- _PROBLEM REQUIREMENTS_: Each line from the one that contains "What does this" to the end of the material must be quoted exactly; include both end lines and nothing else.

Saved entries

# # # # #

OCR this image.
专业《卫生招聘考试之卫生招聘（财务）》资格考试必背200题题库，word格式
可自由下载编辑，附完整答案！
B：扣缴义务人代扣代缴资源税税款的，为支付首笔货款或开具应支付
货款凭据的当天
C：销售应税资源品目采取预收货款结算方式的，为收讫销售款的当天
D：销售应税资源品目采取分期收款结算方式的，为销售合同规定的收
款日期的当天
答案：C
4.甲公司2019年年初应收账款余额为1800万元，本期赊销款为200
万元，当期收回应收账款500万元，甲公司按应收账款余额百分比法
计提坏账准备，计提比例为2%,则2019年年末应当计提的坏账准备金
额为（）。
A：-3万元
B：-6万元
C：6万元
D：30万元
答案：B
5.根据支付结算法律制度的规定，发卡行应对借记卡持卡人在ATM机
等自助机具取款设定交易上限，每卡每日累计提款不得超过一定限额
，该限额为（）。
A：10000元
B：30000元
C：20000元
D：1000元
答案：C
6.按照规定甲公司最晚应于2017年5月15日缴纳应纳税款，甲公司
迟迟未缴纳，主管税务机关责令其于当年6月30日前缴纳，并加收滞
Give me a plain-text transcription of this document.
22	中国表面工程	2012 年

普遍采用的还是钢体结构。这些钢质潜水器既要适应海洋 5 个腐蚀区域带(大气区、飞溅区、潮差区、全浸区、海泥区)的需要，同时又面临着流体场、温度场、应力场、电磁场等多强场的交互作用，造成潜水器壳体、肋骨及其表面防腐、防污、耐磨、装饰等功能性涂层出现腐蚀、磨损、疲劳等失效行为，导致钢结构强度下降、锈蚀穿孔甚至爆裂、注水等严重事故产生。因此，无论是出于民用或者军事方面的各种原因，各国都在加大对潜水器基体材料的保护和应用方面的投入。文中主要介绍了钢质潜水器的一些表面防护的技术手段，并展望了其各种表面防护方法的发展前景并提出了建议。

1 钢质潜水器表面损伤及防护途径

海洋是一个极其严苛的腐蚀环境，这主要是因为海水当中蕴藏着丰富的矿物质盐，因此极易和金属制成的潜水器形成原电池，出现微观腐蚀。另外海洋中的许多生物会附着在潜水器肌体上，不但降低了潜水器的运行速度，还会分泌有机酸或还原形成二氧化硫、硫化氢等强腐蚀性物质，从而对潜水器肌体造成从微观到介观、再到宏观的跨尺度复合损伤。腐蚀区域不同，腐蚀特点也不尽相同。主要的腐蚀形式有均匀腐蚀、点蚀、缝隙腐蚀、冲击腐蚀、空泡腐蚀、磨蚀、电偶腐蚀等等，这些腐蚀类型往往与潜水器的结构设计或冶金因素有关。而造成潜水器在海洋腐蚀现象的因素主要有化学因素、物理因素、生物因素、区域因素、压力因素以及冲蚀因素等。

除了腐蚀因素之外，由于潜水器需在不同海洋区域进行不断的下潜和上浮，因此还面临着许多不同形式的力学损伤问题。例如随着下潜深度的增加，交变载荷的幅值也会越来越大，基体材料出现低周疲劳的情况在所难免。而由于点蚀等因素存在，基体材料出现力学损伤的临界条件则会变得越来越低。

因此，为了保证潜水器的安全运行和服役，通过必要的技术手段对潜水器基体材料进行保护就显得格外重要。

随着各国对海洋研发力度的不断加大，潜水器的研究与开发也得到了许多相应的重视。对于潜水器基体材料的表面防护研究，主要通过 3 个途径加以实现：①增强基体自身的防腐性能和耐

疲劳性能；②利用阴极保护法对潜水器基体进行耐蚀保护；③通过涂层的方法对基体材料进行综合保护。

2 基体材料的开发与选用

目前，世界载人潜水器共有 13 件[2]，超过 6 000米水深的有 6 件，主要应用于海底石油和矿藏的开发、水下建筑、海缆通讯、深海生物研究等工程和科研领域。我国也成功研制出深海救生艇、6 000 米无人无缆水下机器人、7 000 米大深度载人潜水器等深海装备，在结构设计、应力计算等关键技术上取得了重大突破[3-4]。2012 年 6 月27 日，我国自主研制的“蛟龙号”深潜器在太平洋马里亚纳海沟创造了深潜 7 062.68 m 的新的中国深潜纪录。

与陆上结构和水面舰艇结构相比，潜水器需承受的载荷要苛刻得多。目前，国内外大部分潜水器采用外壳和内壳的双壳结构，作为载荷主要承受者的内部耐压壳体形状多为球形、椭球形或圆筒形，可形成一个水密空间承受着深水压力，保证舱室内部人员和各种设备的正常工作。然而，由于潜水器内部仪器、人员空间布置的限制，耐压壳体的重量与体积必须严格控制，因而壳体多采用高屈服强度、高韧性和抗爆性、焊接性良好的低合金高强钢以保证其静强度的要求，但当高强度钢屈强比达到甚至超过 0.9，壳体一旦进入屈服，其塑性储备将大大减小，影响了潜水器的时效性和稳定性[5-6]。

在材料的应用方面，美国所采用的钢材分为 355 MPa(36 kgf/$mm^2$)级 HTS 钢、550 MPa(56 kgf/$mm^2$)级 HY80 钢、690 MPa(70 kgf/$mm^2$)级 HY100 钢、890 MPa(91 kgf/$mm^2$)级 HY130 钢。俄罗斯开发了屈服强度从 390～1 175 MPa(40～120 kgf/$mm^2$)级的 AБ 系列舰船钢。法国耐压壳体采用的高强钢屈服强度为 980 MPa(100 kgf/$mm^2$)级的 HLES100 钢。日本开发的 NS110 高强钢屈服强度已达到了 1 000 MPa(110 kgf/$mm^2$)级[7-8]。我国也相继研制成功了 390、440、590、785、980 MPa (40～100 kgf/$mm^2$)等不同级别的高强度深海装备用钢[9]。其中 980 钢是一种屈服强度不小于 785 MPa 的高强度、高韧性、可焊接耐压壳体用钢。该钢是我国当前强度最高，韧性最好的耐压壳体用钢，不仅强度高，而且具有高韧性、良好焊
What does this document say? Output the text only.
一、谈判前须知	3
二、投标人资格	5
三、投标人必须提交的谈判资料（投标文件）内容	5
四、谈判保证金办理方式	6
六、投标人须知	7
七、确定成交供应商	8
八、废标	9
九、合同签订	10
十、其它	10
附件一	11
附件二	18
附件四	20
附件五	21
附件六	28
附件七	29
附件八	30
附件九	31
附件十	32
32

# # # # #

- _ANSWER TO THE TASK_:
What does this document say? Output the text only.
一、谈判前须知	3
二、投标人资格	5
三、投标人必须提交的谈判资料（投标文件）内容	5
四、谈判保证金办理方式	6
六、投标人须知	7
七、确定成交供应商	8
八、废标	9
九、合同签订	10
十、其它	10
附件一	11
附件二	18
附件四	20
附件五	21
附件六	28
附件七	29
附件八	30
附件九	31
附件十	32
32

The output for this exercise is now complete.